:: Goal of the exercise ::
Search the data for the word "Failure". Reproduce every line where it is found.

[BEGIN Dataset content]

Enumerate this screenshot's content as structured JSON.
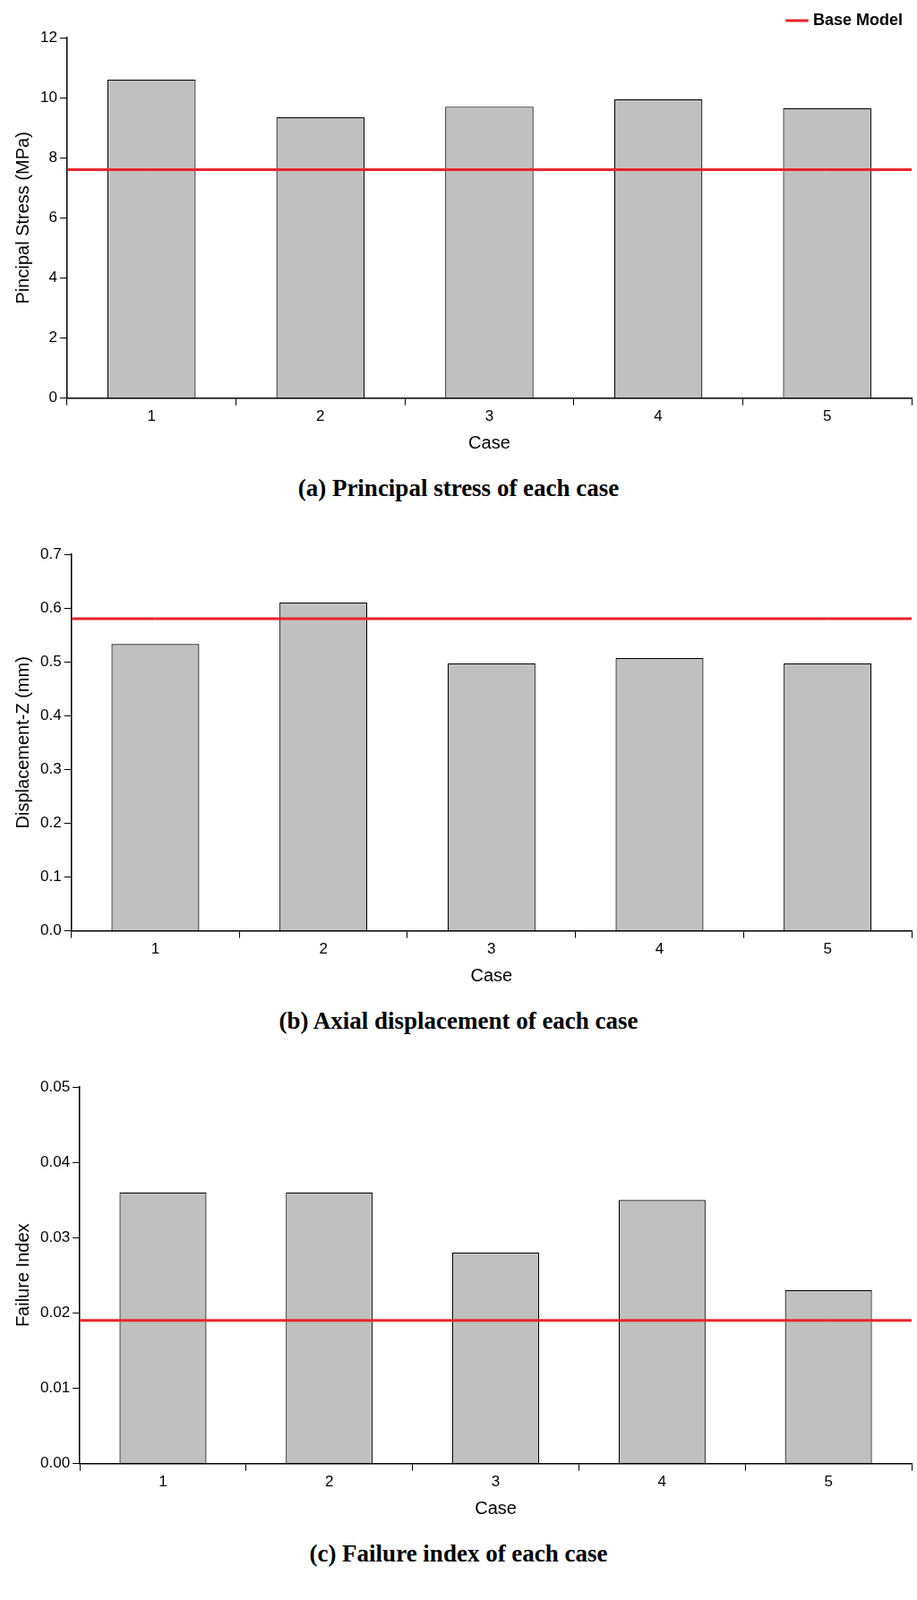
{
  "chart_data": [
    {
      "type": "bar",
      "title": "(a) Principal stress of each case",
      "x_label": "Case",
      "y_label": "Pincipal Stress (MPa)",
      "categories": [
        "1",
        "2",
        "3",
        "4",
        "5"
      ],
      "series": [
        {
          "type": "bar",
          "color": "#c0c0c0",
          "values": [
            10.6,
            9.35,
            9.7,
            9.95,
            9.65
          ]
        },
        {
          "name": "Base Model",
          "type": "line",
          "color": "#e8252a",
          "values": [
            7.6,
            7.6,
            7.6,
            7.6,
            7.6
          ]
        }
      ],
      "ylim": [
        0,
        12
      ],
      "yticks": [
        0,
        2,
        4,
        6,
        8,
        10,
        12
      ],
      "grid": false,
      "legend": "top right"
    },
    {
      "type": "bar",
      "title": "(b) Axial displacement of each case",
      "x_label": "Case",
      "y_label": "Displacement-Z (mm)",
      "categories": [
        "1",
        "2",
        "3",
        "4",
        "5"
      ],
      "series": [
        {
          "type": "bar",
          "color": "#c0c0c0",
          "values": [
            0.533,
            0.61,
            0.497,
            0.507,
            0.497
          ]
        },
        {
          "type": "line",
          "color": "#e8252a",
          "values": [
            0.58,
            0.58,
            0.58,
            0.58,
            0.58
          ]
        }
      ],
      "ylim": [
        0,
        0.7
      ],
      "yticks": [
        {
          "value": 0,
          "label": "0.0"
        },
        0.1,
        0.2,
        0.3,
        0.4,
        0.5,
        0.6,
        0.7
      ],
      "grid": false
    },
    {
      "type": "bar",
      "title": "(c) Failure index of each case",
      "x_label": "Case",
      "y_label": "Failure Index",
      "categories": [
        "1",
        "2",
        "3",
        "4",
        "5"
      ],
      "series": [
        {
          "type": "bar",
          "color": "#c0c0c0",
          "values": [
            0.036,
            0.036,
            0.028,
            0.035,
            0.023
          ]
        },
        {
          "type": "line",
          "color": "#e8252a",
          "values": [
            0.019,
            0.019,
            0.019,
            0.019,
            0.019
          ]
        }
      ],
      "ylim": [
        0,
        0.05
      ],
      "yticks": [
        {
          "value": 0,
          "label": "0.00"
        },
        0.01,
        0.02,
        0.03,
        0.04,
        0.05
      ],
      "grid": false
    }
  ]
}
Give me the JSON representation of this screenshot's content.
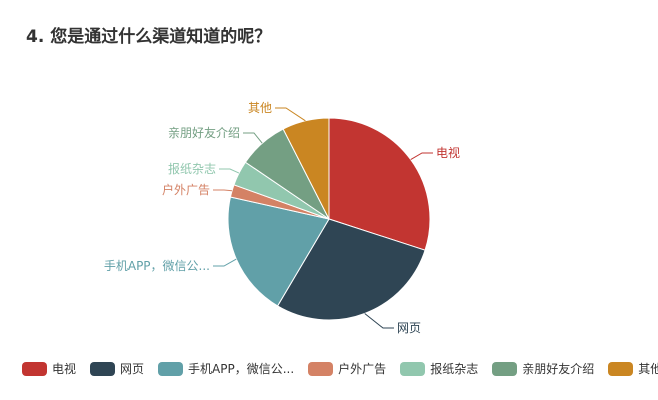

[END Dataset content]

:: Exercise response ::
      "title": "(c) Failure index of each case",
      "y_label": "Failure Index",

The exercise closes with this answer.